======== Provided material
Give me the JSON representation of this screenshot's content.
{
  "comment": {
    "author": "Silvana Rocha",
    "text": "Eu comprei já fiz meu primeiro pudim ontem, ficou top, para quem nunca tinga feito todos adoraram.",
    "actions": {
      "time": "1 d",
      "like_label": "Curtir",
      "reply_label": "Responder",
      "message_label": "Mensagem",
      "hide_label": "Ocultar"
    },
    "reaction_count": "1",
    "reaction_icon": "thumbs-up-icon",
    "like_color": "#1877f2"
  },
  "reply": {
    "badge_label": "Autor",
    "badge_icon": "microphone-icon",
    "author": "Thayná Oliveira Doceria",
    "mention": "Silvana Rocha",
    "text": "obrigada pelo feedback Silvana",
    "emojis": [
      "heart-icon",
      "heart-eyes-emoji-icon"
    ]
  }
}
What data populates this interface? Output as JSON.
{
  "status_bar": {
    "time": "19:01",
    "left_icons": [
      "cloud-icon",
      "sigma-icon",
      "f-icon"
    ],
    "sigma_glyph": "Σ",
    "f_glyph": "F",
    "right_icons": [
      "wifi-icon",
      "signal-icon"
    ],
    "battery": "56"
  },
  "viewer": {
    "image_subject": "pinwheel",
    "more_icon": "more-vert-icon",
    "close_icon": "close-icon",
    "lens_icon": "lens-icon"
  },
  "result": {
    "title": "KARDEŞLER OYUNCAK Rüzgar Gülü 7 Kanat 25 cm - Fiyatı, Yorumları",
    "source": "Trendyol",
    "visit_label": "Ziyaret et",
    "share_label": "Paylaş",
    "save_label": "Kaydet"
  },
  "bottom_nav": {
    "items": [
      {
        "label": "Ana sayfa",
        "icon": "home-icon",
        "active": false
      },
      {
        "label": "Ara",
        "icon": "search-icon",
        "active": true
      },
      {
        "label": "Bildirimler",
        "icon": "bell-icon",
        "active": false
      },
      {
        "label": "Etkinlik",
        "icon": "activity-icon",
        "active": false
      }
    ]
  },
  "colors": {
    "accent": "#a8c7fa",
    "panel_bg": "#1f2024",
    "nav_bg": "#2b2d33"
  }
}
================
• _Aim_
Identify the lines that contain the string "author", and copy every one of them.

• _Complete output_
    "author": "Silvana Rocha",
    "author": "Thayná Oliveira Doceria",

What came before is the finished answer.